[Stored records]
+++++

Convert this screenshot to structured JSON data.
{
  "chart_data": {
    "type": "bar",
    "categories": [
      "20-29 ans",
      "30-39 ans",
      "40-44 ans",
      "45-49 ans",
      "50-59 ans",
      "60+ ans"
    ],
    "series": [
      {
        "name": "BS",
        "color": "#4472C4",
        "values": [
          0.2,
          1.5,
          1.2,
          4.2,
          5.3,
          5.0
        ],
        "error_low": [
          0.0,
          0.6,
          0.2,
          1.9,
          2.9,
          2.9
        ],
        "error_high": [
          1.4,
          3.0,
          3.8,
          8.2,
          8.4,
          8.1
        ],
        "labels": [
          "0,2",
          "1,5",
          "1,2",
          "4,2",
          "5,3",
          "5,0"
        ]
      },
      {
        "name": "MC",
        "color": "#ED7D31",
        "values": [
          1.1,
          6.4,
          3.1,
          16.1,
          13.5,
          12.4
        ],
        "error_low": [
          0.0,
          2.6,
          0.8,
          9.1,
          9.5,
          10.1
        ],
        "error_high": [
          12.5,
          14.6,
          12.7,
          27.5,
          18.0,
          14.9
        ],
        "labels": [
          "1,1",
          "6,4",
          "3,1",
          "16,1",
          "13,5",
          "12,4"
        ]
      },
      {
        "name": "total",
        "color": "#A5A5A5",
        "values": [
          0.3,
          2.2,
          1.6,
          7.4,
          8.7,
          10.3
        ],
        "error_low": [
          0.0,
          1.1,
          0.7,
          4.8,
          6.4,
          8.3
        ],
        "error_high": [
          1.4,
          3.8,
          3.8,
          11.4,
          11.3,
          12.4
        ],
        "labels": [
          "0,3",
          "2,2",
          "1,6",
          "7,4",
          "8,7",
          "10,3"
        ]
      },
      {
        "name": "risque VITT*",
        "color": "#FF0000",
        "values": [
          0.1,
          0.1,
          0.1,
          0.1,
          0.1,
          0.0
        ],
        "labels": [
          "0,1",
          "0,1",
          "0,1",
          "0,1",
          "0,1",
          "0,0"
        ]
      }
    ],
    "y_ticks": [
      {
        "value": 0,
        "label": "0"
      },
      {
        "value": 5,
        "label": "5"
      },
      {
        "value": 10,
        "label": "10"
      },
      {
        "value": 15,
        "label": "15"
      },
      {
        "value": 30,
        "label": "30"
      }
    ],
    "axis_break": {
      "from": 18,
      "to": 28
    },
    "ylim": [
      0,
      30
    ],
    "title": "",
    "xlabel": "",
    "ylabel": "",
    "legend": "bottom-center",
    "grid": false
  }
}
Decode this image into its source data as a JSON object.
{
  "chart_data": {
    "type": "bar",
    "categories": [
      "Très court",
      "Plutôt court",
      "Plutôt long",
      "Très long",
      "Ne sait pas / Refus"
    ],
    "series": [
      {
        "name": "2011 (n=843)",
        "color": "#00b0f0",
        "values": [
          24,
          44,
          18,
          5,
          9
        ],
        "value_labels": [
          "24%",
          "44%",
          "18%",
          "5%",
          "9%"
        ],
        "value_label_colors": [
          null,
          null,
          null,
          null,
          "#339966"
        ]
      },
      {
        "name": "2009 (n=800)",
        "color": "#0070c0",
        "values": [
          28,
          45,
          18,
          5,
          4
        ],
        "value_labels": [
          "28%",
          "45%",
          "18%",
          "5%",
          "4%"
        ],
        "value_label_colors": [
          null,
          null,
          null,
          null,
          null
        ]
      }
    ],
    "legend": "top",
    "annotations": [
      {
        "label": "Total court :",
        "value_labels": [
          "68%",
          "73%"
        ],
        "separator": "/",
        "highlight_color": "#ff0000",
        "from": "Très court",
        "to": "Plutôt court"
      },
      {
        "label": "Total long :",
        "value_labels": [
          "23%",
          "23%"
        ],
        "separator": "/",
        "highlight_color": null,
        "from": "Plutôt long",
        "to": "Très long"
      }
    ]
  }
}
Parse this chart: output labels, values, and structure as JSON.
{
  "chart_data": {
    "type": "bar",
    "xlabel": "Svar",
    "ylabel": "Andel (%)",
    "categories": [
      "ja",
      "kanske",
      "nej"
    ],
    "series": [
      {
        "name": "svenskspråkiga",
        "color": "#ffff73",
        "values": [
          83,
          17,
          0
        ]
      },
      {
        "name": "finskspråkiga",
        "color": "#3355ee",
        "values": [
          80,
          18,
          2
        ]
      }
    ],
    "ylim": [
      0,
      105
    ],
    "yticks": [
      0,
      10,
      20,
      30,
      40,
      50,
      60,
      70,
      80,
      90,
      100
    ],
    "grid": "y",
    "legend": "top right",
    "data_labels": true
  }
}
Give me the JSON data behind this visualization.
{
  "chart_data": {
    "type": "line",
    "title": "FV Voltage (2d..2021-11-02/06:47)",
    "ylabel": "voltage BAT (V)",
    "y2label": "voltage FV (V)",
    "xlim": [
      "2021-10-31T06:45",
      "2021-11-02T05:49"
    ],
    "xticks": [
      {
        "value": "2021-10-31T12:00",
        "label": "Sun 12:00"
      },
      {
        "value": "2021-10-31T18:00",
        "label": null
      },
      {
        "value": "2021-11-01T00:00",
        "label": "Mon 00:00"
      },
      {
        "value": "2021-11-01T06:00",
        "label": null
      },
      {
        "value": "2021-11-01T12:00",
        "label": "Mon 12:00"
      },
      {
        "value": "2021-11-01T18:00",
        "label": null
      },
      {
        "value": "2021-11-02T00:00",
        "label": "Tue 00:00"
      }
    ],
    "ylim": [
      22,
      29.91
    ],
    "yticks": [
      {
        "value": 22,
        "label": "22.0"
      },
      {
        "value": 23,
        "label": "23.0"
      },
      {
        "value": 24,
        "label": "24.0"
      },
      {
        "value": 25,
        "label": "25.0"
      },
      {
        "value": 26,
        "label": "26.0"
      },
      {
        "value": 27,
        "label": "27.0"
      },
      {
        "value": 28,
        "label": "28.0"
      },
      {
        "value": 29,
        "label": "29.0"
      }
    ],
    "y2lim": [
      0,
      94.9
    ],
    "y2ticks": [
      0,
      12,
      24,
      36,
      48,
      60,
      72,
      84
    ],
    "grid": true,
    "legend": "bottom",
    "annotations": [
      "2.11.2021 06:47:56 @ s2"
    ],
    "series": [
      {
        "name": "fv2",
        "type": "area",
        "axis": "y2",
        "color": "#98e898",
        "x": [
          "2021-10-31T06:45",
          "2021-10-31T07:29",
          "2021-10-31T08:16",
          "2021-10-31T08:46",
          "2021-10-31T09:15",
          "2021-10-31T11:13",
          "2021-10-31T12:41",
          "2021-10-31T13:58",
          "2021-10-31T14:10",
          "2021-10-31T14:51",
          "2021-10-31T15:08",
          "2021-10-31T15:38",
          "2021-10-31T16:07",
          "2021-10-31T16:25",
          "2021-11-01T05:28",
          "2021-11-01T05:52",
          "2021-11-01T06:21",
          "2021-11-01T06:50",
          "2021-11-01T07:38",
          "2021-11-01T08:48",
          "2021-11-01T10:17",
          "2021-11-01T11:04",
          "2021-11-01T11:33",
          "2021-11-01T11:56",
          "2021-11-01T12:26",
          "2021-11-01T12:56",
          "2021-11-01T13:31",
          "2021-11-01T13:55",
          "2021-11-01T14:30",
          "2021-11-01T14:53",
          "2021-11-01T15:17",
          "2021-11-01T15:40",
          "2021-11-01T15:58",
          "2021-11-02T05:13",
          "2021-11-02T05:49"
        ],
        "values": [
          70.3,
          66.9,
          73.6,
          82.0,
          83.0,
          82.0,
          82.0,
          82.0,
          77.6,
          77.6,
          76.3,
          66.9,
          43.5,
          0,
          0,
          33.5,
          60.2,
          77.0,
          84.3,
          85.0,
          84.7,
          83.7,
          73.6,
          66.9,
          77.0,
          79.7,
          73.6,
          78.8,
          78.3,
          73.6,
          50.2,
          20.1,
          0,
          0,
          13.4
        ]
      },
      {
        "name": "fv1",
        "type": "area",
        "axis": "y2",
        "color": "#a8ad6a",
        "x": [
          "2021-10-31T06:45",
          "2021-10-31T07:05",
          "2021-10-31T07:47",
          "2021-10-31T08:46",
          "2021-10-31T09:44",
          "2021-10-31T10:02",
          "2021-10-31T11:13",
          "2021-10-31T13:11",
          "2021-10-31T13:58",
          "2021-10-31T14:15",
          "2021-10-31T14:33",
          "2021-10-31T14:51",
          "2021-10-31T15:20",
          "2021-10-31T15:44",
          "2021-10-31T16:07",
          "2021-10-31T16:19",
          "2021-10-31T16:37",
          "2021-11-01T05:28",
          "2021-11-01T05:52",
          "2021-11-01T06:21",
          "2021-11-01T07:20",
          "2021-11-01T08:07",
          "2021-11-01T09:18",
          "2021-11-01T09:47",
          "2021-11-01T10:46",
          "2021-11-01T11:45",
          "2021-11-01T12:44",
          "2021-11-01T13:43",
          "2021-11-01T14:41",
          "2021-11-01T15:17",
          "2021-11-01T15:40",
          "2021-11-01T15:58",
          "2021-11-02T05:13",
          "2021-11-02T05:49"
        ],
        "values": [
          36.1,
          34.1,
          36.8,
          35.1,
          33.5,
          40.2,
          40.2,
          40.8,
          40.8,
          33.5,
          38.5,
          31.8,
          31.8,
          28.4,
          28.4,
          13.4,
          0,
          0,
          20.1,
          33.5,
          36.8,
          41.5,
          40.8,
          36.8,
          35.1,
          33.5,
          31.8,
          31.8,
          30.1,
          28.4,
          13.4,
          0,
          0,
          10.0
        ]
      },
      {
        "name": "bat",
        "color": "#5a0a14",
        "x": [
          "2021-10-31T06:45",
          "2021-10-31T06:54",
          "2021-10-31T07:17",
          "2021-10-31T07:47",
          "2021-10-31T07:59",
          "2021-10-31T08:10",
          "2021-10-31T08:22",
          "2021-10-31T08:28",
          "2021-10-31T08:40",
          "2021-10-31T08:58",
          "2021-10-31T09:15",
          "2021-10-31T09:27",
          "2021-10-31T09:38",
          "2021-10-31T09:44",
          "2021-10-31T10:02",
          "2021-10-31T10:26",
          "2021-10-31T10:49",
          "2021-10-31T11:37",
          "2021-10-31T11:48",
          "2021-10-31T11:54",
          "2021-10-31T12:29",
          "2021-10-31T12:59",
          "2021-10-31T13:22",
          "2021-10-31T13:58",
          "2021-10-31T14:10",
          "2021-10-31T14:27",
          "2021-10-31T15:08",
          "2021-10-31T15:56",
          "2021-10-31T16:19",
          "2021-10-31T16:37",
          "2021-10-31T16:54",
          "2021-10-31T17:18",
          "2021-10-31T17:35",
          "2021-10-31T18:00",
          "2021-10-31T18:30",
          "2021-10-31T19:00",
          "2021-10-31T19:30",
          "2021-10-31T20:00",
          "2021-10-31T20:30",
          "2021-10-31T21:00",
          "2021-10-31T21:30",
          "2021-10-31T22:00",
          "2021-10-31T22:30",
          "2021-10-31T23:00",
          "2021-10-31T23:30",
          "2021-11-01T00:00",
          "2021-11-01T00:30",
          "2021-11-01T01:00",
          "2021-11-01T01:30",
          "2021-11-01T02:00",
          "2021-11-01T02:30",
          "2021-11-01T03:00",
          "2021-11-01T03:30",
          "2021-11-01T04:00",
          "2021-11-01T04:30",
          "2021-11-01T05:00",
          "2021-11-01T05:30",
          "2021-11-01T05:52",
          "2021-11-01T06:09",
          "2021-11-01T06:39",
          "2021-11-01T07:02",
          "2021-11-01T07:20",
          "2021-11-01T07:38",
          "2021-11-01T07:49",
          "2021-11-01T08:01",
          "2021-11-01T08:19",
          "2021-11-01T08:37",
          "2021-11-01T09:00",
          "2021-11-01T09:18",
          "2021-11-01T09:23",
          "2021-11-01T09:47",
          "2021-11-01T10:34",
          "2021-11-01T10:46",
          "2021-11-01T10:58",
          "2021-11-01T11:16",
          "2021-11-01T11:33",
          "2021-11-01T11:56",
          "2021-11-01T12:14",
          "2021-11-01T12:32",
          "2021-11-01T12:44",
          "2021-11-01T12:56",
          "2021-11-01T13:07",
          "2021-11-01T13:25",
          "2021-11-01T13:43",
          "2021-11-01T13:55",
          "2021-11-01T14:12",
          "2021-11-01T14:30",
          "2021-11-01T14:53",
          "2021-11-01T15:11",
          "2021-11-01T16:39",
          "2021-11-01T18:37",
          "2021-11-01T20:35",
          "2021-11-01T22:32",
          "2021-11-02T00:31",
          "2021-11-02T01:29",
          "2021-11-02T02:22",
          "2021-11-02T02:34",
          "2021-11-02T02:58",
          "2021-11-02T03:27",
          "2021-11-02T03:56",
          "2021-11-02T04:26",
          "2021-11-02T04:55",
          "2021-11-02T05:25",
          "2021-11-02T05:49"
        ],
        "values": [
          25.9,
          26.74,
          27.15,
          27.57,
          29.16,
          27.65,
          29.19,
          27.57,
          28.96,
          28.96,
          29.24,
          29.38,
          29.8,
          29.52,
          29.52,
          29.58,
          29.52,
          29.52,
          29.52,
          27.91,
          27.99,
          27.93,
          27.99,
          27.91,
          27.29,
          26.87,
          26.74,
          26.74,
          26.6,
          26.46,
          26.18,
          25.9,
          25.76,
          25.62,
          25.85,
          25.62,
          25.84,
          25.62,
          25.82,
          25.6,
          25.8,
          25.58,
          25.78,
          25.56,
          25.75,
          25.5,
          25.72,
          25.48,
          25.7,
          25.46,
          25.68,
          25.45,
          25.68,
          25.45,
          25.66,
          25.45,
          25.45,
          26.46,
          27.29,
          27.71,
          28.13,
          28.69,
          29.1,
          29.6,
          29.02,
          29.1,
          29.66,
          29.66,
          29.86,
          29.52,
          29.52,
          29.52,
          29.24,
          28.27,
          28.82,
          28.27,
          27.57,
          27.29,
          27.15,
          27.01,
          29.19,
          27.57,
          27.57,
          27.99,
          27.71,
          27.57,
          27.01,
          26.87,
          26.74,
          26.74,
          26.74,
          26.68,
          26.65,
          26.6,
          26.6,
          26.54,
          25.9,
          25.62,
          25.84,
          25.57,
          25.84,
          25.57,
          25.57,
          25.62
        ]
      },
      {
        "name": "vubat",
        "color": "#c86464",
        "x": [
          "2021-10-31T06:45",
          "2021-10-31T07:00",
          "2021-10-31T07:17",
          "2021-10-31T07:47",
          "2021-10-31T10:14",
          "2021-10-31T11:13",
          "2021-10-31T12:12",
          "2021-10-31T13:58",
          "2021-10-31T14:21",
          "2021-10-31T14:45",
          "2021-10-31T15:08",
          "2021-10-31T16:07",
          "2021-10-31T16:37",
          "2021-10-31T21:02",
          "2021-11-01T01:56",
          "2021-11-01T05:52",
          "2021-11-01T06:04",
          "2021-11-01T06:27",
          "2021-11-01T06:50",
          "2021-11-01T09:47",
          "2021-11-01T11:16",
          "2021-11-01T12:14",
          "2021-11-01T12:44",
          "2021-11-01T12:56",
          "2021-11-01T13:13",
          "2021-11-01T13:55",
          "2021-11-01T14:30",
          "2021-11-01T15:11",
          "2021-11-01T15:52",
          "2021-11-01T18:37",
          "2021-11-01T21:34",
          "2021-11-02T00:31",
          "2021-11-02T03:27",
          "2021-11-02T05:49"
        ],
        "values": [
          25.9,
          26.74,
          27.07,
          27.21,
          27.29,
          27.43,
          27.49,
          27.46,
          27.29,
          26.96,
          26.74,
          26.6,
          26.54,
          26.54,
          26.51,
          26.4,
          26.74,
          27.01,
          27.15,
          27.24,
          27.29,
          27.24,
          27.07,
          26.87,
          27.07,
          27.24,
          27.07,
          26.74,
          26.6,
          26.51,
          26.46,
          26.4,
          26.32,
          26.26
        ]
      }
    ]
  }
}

+++++

## [THE REQUEST]
Which lines hold the word "from"? Show each one.

## [SOLUTION TO THIS TASK]
      "from": 18,
        "from": "Très court",
        "from": "Plutôt long",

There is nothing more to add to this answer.